Records from a collection
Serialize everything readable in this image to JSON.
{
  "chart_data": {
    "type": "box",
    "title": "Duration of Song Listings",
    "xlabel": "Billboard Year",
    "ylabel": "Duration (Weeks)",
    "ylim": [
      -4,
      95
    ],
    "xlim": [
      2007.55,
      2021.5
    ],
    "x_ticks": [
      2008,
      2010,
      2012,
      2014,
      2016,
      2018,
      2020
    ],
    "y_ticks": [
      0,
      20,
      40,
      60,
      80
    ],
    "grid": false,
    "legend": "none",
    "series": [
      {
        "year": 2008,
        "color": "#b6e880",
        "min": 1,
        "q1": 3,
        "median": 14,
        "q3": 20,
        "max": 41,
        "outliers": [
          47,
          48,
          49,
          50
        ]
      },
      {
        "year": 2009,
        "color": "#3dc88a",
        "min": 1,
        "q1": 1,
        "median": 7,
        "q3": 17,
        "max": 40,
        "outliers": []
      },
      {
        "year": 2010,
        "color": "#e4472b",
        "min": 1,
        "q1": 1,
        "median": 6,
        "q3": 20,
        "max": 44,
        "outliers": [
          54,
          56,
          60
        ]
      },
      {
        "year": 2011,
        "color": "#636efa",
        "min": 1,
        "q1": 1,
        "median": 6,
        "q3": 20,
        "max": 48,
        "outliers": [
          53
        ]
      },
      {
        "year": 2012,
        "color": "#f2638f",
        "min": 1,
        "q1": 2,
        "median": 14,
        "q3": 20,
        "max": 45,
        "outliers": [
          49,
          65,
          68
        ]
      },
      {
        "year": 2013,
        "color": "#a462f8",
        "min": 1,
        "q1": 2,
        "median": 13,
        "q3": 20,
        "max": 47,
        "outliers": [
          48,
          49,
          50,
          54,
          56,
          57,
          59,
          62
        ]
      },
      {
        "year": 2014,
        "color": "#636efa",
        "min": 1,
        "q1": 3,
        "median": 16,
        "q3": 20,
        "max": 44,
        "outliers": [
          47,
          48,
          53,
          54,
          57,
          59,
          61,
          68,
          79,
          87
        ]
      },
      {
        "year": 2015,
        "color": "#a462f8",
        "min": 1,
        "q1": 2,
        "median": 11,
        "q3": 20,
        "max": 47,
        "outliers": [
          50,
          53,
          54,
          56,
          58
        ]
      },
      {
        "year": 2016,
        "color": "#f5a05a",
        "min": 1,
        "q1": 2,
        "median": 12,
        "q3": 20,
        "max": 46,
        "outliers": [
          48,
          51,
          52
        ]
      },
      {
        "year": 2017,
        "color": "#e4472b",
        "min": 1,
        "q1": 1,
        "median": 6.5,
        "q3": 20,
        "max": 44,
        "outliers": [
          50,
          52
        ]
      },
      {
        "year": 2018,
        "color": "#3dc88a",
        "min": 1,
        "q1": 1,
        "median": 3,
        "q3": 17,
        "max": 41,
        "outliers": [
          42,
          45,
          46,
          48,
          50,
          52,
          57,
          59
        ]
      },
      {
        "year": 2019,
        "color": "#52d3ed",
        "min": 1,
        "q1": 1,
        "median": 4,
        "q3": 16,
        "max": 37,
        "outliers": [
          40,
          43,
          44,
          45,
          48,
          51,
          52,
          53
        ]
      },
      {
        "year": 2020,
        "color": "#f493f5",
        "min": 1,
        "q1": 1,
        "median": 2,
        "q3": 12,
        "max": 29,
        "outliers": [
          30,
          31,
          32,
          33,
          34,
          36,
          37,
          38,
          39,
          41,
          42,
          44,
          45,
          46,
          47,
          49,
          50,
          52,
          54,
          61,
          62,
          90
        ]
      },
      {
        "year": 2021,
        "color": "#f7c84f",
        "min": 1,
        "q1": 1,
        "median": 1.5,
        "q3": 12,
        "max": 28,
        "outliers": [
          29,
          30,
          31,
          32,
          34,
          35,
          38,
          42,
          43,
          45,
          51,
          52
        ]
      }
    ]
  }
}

■ **Task instructions**
Print the whole listing exactly as it is.

■ **Written solution**
Serialize everything readable in this image to JSON.
{
  "chart_data": {
    "type": "box",
    "title": "Duration of Song Listings",
    "xlabel": "Billboard Year",
    "ylabel": "Duration (Weeks)",
    "ylim": [
      -4,
      95
    ],
    "xlim": [
      2007.55,
      2021.5
    ],
    "x_ticks": [
      2008,
      2010,
      2012,
      2014,
      2016,
      2018,
      2020
    ],
    "y_ticks": [
      0,
      20,
      40,
      60,
      80
    ],
    "grid": false,
    "legend": "none",
    "series": [
      {
        "year": 2008,
        "color": "#b6e880",
        "min": 1,
        "q1": 3,
        "median": 14,
        "q3": 20,
        "max": 41,
        "outliers": [
          47,
          48,
          49,
          50
        ]
      },
      {
        "year": 2009,
        "color": "#3dc88a",
        "min": 1,
        "q1": 1,
        "median": 7,
        "q3": 17,
        "max": 40,
        "outliers": []
      },
      {
        "year": 2010,
        "color": "#e4472b",
        "min": 1,
        "q1": 1,
        "median": 6,
        "q3": 20,
        "max": 44,
        "outliers": [
          54,
          56,
          60
        ]
      },
      {
        "year": 2011,
        "color": "#636efa",
        "min": 1,
        "q1": 1,
        "median": 6,
        "q3": 20,
        "max": 48,
        "outliers": [
          53
        ]
      },
      {
        "year": 2012,
        "color": "#f2638f",
        "min": 1,
        "q1": 2,
        "median": 14,
        "q3": 20,
        "max": 45,
        "outliers": [
          49,
          65,
          68
        ]
      },
      {
        "year": 2013,
        "color": "#a462f8",
        "min": 1,
        "q1": 2,
        "median": 13,
        "q3": 20,
        "max": 47,
        "outliers": [
          48,
          49,
          50,
          54,
          56,
          57,
          59,
          62
        ]
      },
      {
        "year": 2014,
        "color": "#636efa",
        "min": 1,
        "q1": 3,
        "median": 16,
        "q3": 20,
        "max": 44,
        "outliers": [
          47,
          48,
          53,
          54,
          57,
          59,
          61,
          68,
          79,
          87
        ]
      },
      {
        "year": 2015,
        "color": "#a462f8",
        "min": 1,
        "q1": 2,
        "median": 11,
        "q3": 20,
        "max": 47,
        "outliers": [
          50,
          53,
          54,
          56,
          58
        ]
      },
      {
        "year": 2016,
        "color": "#f5a05a",
        "min": 1,
        "q1": 2,
        "median": 12,
        "q3": 20,
        "max": 46,
        "outliers": [
          48,
          51,
          52
        ]
      },
      {
        "year": 2017,
        "color": "#e4472b",
        "min": 1,
        "q1": 1,
        "median": 6.5,
        "q3": 20,
        "max": 44,
        "outliers": [
          50,
          52
        ]
      },
      {
        "year": 2018,
        "color": "#3dc88a",
        "min": 1,
        "q1": 1,
        "median": 3,
        "q3": 17,
        "max": 41,
        "outliers": [
          42,
          45,
          46,
          48,
          50,
          52,
          57,
          59
        ]
      },
      {
        "year": 2019,
        "color": "#52d3ed",
        "min": 1,
        "q1": 1,
        "median": 4,
        "q3": 16,
        "max": 37,
        "outliers": [
          40,
          43,
          44,
          45,
          48,
          51,
          52,
          53
        ]
      },
      {
        "year": 2020,
        "color": "#f493f5",
        "min": 1,
        "q1": 1,
        "median": 2,
        "q3": 12,
        "max": 29,
        "outliers": [
          30,
          31,
          32,
          33,
          34,
          36,
          37,
          38,
          39,
          41,
          42,
          44,
          45,
          46,
          47,
          49,
          50,
          52,
          54,
          61,
          62,
          90
        ]
      },
      {
        "year": 2021,
        "color": "#f7c84f",
        "min": 1,
        "q1": 1,
        "median": 1.5,
        "q3": 12,
        "max": 28,
        "outliers": [
          29,
          30,
          31,
          32,
          34,
          35,
          38,
          42,
          43,
          45,
          51,
          52
        ]
      }
    ]
  }
}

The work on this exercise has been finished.